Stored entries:
|---|
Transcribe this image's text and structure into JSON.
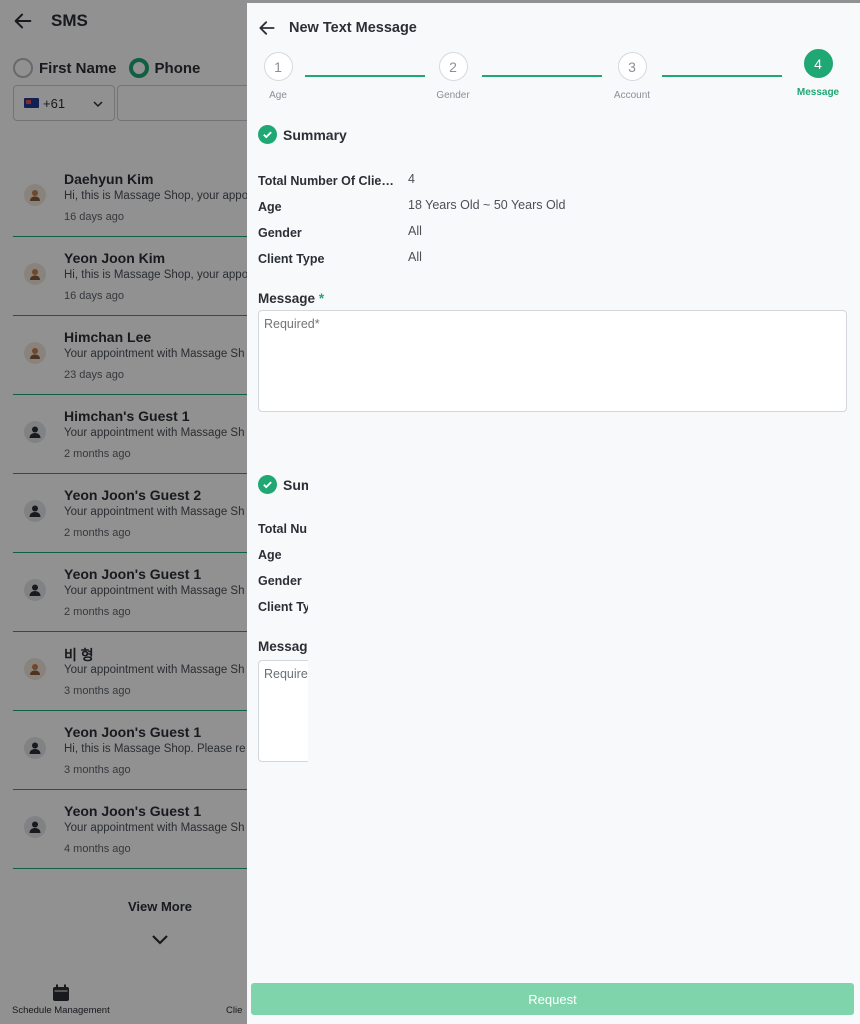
{
  "background": {
    "title": "SMS",
    "radio_options": [
      {
        "label": "First Name",
        "selected": false
      },
      {
        "label": "Phone",
        "selected": true
      }
    ],
    "country_code": "+61",
    "messages": [
      {
        "name": "Daehyun Kim",
        "preview": "Hi, this is Massage Shop, your appoi",
        "time": "16 days ago",
        "avatar": "photo"
      },
      {
        "name": "Yeon Joon Kim",
        "preview": "Hi, this is Massage Shop, your appoi",
        "time": "16 days ago",
        "avatar": "photo"
      },
      {
        "name": "Himchan Lee",
        "preview": "Your appointment with Massage Sh",
        "time": "23 days ago",
        "avatar": "photo"
      },
      {
        "name": "Himchan's Guest 1",
        "preview": "Your appointment with Massage Sh",
        "time": "2 months ago",
        "avatar": "person"
      },
      {
        "name": "Yeon Joon's Guest 2",
        "preview": "Your appointment with Massage Sh",
        "time": "2 months ago",
        "avatar": "person"
      },
      {
        "name": "Yeon Joon's Guest 1",
        "preview": "Your appointment with Massage Sh",
        "time": "2 months ago",
        "avatar": "person"
      },
      {
        "name": "비 형",
        "preview": "Your appointment with Massage Sh",
        "time": "3 months ago",
        "avatar": "photo"
      },
      {
        "name": "Yeon Joon's Guest 1",
        "preview": "Hi, this is Massage Shop. Please re",
        "time": "3 months ago",
        "avatar": "person"
      },
      {
        "name": "Yeon Joon's Guest 1",
        "preview": "Your appointment with Massage Sh",
        "time": "4 months ago",
        "avatar": "person"
      }
    ],
    "view_more": "View More",
    "bottom_nav": [
      {
        "label": "Schedule Management",
        "icon": "calendar-icon"
      },
      {
        "label": "Clie",
        "icon": "client-icon"
      }
    ]
  },
  "panel": {
    "title": "New Text Message",
    "steps": [
      {
        "number": "1",
        "label": "Age",
        "active": false
      },
      {
        "number": "2",
        "label": "Gender",
        "active": false
      },
      {
        "number": "3",
        "label": "Account",
        "active": false
      },
      {
        "number": "4",
        "label": "Message",
        "active": true
      }
    ],
    "summary": {
      "title": "Summary",
      "rows": [
        {
          "label": "Total Number Of Clients",
          "value": "4"
        },
        {
          "label": "Age",
          "value": "18 Years Old ~ 50 Years Old"
        },
        {
          "label": "Gender",
          "value": "All"
        },
        {
          "label": "Client Type",
          "value": "All"
        }
      ]
    },
    "message_label": "Message",
    "required_marker": "*",
    "message_placeholder": "Required*",
    "request_button": "Request"
  },
  "colors": {
    "accent": "#1fa774",
    "button_disabled": "#7fd4ac",
    "overlay": "rgba(0,0,0,0.43)"
  }
}
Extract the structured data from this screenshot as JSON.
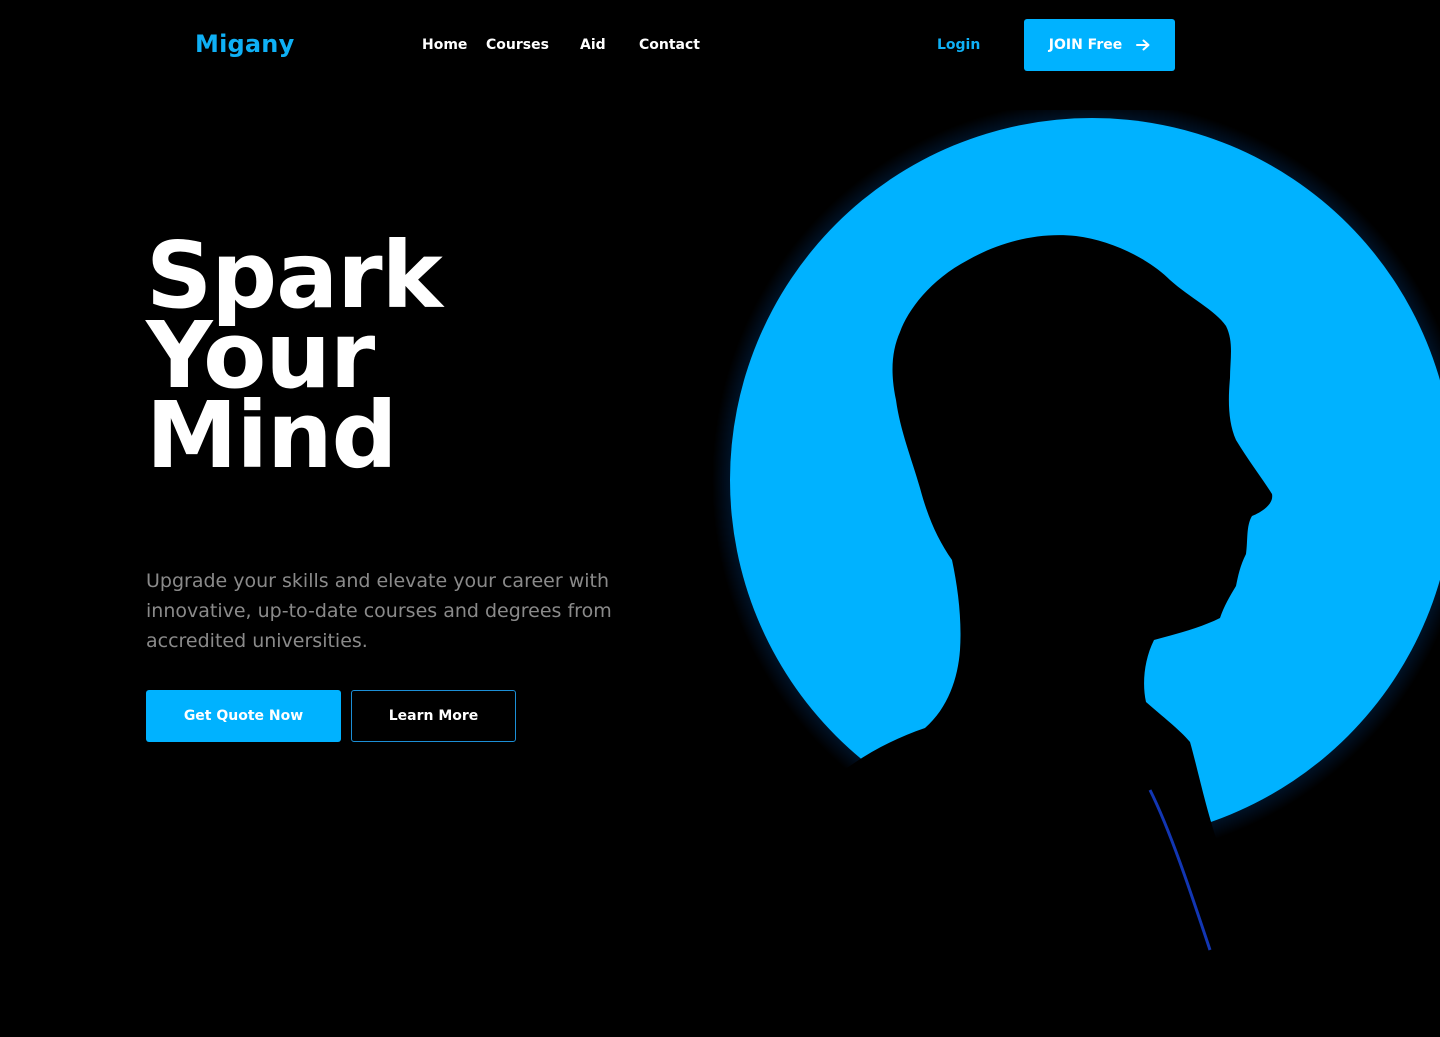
{
  "brand": {
    "name": "Migany",
    "accent_color": "#00b2ff"
  },
  "nav": {
    "items": [
      {
        "label": "Home"
      },
      {
        "label": "Courses"
      },
      {
        "label": "Aid"
      },
      {
        "label": "Contact"
      }
    ],
    "login_label": "Login",
    "join_label": "JOIN Free",
    "join_icon": "arrow-right-icon"
  },
  "hero": {
    "headline": [
      "Spark",
      "Your",
      "Mind"
    ],
    "subtitle": "Upgrade your skills and elevate your career with innovative, up-to-date courses and degrees from accredited universities.",
    "primary_cta": "Get Quote Now",
    "secondary_cta": "Learn More",
    "image": "man-silhouette-blue-circle"
  }
}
|---|
The listing above must be printed again exactly, minus its pictures.

SOLUTION BELOW ::
Transcribe this image's text and structure into JSON.
{
  "background": {
    "title": "SMS",
    "radio_options": [
      {
        "label": "First Name",
        "selected": false
      },
      {
        "label": "Phone",
        "selected": true
      }
    ],
    "country_code": "+61",
    "messages": [
      {
        "name": "Daehyun Kim",
        "preview": "Hi, this is Massage Shop, your appoi",
        "time": "16 days ago",
        "avatar": "photo"
      },
      {
        "name": "Yeon Joon Kim",
        "preview": "Hi, this is Massage Shop, your appoi",
        "time": "16 days ago",
        "avatar": "photo"
      },
      {
        "name": "Himchan Lee",
        "preview": "Your appointment with Massage Sh",
        "time": "23 days ago",
        "avatar": "photo"
      },
      {
        "name": "Himchan's Guest 1",
        "preview": "Your appointment with Massage Sh",
        "time": "2 months ago",
        "avatar": "person"
      },
      {
        "name": "Yeon Joon's Guest 2",
        "preview": "Your appointment with Massage Sh",
        "time": "2 months ago",
        "avatar": "person"
      },
      {
        "name": "Yeon Joon's Guest 1",
        "preview": "Your appointment with Massage Sh",
        "time": "2 months ago",
        "avatar": "person"
      },
      {
        "name": "비 형",
        "preview": "Your appointment with Massage Sh",
        "time": "3 months ago",
        "avatar": "photo"
      },
      {
        "name": "Yeon Joon's Guest 1",
        "preview": "Hi, this is Massage Shop. Please re",
        "time": "3 months ago",
        "avatar": "person"
      },
      {
        "name": "Yeon Joon's Guest 1",
        "preview": "Your appointment with Massage Sh",
        "time": "4 months ago",
        "avatar": "person"
      }
    ],
    "view_more": "View More",
    "bottom_nav": [
      {
        "label": "Schedule Management",
        "icon": "calendar-icon"
      },
      {
        "label": "Clie",
        "icon": "client-icon"
      }
    ]
  },
  "panel": {
    "title": "New Text Message",
    "steps": [
      {
        "number": "1",
        "label": "Age",
        "active": false
      },
      {
        "number": "2",
        "label": "Gender",
        "active": false
      },
      {
        "number": "3",
        "label": "Account",
        "active": false
      },
      {
        "number": "4",
        "label": "Message",
        "active": true
      }
    ],
    "summary": {
      "title": "Summary",
      "rows": [
        {
          "label": "Total Number Of Clients",
          "value": "4"
        },
        {
          "label": "Age",
          "value": "18 Years Old ~ 50 Years Old"
        },
        {
          "label": "Gender",
          "value": "All"
        },
        {
          "label": "Client Type",
          "value": "All"
        }
      ]
    },
    "message_label": "Message",
    "required_marker": "*",
    "message_placeholder": "Required*",
    "request_button": "Request"
  },
  "colors": {
    "accent": "#1fa774",
    "button_disabled": "#7fd4ac",
    "overlay": "rgba(0,0,0,0.43)"
  }
}
Extract the structured data from this screenshot as JSON.
{
  "brand": {
    "name": "Migany",
    "accent_color": "#00b2ff"
  },
  "nav": {
    "items": [
      {
        "label": "Home"
      },
      {
        "label": "Courses"
      },
      {
        "label": "Aid"
      },
      {
        "label": "Contact"
      }
    ],
    "login_label": "Login",
    "join_label": "JOIN Free",
    "join_icon": "arrow-right-icon"
  },
  "hero": {
    "headline": [
      "Spark",
      "Your",
      "Mind"
    ],
    "subtitle": "Upgrade your skills and elevate your career with innovative, up-to-date courses and degrees from accredited universities.",
    "primary_cta": "Get Quote Now",
    "secondary_cta": "Learn More",
    "image": "man-silhouette-blue-circle"
  }
}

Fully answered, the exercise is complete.